■ **Goal**: Identify the lines holding "проведение" and copy them.

Some records

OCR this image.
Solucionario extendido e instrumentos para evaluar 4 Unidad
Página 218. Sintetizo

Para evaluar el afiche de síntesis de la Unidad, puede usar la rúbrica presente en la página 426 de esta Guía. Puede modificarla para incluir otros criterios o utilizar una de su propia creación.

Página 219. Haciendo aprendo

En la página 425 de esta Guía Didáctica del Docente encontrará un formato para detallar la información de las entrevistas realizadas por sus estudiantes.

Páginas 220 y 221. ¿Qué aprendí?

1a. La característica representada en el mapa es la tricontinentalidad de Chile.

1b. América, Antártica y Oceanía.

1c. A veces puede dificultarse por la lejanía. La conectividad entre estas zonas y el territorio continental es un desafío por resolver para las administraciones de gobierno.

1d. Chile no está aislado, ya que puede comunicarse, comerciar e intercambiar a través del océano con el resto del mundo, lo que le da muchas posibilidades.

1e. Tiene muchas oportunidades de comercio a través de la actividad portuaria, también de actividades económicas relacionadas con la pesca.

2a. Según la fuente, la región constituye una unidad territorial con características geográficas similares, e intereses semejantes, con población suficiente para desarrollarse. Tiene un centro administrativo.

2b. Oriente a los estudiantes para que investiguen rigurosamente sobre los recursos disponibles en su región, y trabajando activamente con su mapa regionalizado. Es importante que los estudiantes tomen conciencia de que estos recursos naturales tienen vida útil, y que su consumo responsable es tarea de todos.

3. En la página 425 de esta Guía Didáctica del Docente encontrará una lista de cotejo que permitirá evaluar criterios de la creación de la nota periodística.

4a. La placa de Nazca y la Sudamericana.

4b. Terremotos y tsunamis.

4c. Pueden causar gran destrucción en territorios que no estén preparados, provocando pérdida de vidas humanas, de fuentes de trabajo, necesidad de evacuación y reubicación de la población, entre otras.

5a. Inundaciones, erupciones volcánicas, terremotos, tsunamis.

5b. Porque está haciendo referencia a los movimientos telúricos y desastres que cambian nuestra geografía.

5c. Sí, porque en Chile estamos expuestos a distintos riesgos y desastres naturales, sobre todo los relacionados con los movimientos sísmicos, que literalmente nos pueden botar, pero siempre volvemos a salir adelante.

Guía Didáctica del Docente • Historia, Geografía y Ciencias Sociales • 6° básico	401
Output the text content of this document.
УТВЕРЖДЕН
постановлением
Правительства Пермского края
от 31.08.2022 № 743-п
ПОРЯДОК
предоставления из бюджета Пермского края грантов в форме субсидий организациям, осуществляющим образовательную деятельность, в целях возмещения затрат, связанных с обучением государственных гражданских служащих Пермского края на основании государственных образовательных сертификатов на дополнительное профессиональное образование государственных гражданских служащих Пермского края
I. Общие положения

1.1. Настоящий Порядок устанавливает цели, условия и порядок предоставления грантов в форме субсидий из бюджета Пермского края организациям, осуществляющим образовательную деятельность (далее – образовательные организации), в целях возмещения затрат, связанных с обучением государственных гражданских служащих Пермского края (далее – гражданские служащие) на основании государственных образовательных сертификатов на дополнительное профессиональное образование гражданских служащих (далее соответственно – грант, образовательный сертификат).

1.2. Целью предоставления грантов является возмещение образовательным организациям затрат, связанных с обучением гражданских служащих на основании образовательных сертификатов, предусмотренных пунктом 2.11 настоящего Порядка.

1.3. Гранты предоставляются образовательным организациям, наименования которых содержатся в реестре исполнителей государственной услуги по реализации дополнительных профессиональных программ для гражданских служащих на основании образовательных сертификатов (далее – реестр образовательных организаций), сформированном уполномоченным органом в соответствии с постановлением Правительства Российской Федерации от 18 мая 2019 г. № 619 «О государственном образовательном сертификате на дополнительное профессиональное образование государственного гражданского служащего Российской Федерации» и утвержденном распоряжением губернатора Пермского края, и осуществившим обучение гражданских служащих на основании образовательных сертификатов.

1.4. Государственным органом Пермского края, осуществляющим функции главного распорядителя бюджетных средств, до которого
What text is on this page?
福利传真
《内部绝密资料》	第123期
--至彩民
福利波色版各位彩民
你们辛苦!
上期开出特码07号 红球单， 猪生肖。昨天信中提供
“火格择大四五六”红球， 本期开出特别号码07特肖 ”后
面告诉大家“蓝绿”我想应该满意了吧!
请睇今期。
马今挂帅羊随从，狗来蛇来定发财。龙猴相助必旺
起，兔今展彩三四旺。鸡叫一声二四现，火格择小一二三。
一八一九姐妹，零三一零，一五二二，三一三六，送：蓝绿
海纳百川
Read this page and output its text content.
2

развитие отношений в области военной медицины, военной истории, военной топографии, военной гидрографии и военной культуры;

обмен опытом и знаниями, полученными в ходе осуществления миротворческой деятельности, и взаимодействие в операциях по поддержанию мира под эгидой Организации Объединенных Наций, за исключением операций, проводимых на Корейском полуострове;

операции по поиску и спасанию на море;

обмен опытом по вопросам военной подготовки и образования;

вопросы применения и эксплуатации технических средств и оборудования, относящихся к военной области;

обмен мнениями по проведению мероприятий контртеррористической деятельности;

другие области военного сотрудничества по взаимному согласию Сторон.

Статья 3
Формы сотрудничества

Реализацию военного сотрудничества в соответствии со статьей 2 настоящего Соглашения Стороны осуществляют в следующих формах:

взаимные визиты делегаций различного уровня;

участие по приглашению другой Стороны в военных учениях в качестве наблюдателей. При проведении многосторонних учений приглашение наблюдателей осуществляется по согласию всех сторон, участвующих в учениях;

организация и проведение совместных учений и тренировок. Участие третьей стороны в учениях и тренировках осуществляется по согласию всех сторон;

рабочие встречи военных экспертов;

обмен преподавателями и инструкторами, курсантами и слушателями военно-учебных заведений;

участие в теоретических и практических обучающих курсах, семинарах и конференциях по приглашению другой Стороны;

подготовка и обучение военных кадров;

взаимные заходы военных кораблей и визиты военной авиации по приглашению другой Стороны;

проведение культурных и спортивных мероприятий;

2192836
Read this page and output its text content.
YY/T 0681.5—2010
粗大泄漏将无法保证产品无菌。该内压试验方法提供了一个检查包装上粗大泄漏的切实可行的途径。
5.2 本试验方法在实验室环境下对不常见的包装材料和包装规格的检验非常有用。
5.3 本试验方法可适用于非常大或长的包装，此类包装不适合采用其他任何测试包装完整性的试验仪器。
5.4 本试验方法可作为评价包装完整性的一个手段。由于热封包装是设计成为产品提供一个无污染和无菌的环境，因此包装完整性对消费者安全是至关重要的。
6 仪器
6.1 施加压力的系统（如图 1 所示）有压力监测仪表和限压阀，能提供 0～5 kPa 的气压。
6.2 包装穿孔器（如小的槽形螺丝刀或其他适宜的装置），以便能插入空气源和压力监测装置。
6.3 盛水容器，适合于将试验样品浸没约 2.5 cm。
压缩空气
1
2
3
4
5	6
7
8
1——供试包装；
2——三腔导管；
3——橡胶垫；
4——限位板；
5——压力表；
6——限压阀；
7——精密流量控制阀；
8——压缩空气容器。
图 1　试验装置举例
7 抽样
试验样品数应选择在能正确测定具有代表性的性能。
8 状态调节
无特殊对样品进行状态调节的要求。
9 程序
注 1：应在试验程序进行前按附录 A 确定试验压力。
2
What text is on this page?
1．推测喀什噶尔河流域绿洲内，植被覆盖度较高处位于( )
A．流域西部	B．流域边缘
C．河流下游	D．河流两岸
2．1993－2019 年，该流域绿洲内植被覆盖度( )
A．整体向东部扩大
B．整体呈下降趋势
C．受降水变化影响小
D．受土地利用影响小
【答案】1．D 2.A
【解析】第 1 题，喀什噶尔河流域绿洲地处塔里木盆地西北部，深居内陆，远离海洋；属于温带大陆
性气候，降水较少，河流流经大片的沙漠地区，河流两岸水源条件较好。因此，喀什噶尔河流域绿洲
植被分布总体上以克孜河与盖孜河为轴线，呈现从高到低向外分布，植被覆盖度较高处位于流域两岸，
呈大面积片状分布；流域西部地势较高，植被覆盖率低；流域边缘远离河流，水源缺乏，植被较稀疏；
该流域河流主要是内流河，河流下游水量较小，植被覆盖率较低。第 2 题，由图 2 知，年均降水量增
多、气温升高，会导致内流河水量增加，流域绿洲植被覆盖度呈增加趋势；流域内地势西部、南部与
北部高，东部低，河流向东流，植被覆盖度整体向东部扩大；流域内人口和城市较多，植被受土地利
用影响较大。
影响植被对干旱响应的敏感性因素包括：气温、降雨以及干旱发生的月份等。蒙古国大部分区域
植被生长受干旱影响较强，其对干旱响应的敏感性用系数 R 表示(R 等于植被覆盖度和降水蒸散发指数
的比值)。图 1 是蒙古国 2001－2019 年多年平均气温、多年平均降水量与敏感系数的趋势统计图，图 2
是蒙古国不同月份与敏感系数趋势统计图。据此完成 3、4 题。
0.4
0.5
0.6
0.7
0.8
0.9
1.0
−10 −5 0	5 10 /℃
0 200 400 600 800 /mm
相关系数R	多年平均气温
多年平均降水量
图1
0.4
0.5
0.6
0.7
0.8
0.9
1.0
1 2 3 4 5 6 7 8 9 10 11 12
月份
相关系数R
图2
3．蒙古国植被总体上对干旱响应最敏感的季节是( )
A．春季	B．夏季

■ **Correct output**:
организация и проведение совместных учений и тренировок. Участие третьей стороны в учениях и тренировках осуществляется по согласию всех сторон;
проведение культурных и спортивных мероприятий;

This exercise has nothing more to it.